**Task material**

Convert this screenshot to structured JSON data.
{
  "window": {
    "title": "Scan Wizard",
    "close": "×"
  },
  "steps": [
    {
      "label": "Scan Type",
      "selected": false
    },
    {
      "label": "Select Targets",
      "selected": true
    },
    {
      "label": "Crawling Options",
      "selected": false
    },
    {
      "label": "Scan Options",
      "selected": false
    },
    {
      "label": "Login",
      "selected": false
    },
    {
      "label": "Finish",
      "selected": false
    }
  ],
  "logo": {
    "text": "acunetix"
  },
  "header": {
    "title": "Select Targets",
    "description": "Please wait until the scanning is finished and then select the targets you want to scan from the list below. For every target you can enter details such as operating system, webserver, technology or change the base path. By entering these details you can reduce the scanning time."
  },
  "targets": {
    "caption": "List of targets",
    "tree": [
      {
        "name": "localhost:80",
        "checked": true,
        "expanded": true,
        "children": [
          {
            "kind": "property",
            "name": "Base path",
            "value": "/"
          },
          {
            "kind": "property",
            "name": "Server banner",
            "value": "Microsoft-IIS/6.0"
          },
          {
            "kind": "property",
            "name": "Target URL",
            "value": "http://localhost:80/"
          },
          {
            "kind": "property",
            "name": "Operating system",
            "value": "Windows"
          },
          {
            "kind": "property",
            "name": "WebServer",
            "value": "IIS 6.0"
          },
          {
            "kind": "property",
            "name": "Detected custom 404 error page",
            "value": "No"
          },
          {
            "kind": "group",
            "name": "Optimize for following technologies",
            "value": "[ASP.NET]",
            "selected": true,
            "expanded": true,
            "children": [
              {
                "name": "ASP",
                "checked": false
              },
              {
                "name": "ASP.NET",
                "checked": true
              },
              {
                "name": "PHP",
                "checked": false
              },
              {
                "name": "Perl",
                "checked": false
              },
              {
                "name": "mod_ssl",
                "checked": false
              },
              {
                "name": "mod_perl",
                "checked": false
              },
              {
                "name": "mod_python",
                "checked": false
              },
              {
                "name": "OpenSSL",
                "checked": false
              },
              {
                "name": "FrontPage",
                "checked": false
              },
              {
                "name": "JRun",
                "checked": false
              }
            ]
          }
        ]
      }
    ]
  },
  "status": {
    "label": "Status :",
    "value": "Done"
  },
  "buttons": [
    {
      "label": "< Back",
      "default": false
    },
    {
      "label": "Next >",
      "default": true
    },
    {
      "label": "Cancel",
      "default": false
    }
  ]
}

**Set exercise**
Copy down the whole of the data above, matching it exactly.

**Task response**
Convert this screenshot to structured JSON data.
{
  "window": {
    "title": "Scan Wizard",
    "close": "×"
  },
  "steps": [
    {
      "label": "Scan Type",
      "selected": false
    },
    {
      "label": "Select Targets",
      "selected": true
    },
    {
      "label": "Crawling Options",
      "selected": false
    },
    {
      "label": "Scan Options",
      "selected": false
    },
    {
      "label": "Login",
      "selected": false
    },
    {
      "label": "Finish",
      "selected": false
    }
  ],
  "logo": {
    "text": "acunetix"
  },
  "header": {
    "title": "Select Targets",
    "description": "Please wait until the scanning is finished and then select the targets you want to scan from the list below. For every target you can enter details such as operating system, webserver, technology or change the base path. By entering these details you can reduce the scanning time."
  },
  "targets": {
    "caption": "List of targets",
    "tree": [
      {
        "name": "localhost:80",
        "checked": true,
        "expanded": true,
        "children": [
          {
            "kind": "property",
            "name": "Base path",
            "value": "/"
          },
          {
            "kind": "property",
            "name": "Server banner",
            "value": "Microsoft-IIS/6.0"
          },
          {
            "kind": "property",
            "name": "Target URL",
            "value": "http://localhost:80/"
          },
          {
            "kind": "property",
            "name": "Operating system",
            "value": "Windows"
          },
          {
            "kind": "property",
            "name": "WebServer",
            "value": "IIS 6.0"
          },
          {
            "kind": "property",
            "name": "Detected custom 404 error page",
            "value": "No"
          },
          {
            "kind": "group",
            "name": "Optimize for following technologies",
            "value": "[ASP.NET]",
            "selected": true,
            "expanded": true,
            "children": [
              {
                "name": "ASP",
                "checked": false
              },
              {
                "name": "ASP.NET",
                "checked": true
              },
              {
                "name": "PHP",
                "checked": false
              },
              {
                "name": "Perl",
                "checked": false
              },
              {
                "name": "mod_ssl",
                "checked": false
              },
              {
                "name": "mod_perl",
                "checked": false
              },
              {
                "name": "mod_python",
                "checked": false
              },
              {
                "name": "OpenSSL",
                "checked": false
              },
              {
                "name": "FrontPage",
                "checked": false
              },
              {
                "name": "JRun",
                "checked": false
              }
            ]
          }
        ]
      }
    ]
  },
  "status": {
    "label": "Status :",
    "value": "Done"
  },
  "buttons": [
    {
      "label": "< Back",
      "default": false
    },
    {
      "label": "Next >",
      "default": true
    },
    {
      "label": "Cancel",
      "default": false
    }
  ]
}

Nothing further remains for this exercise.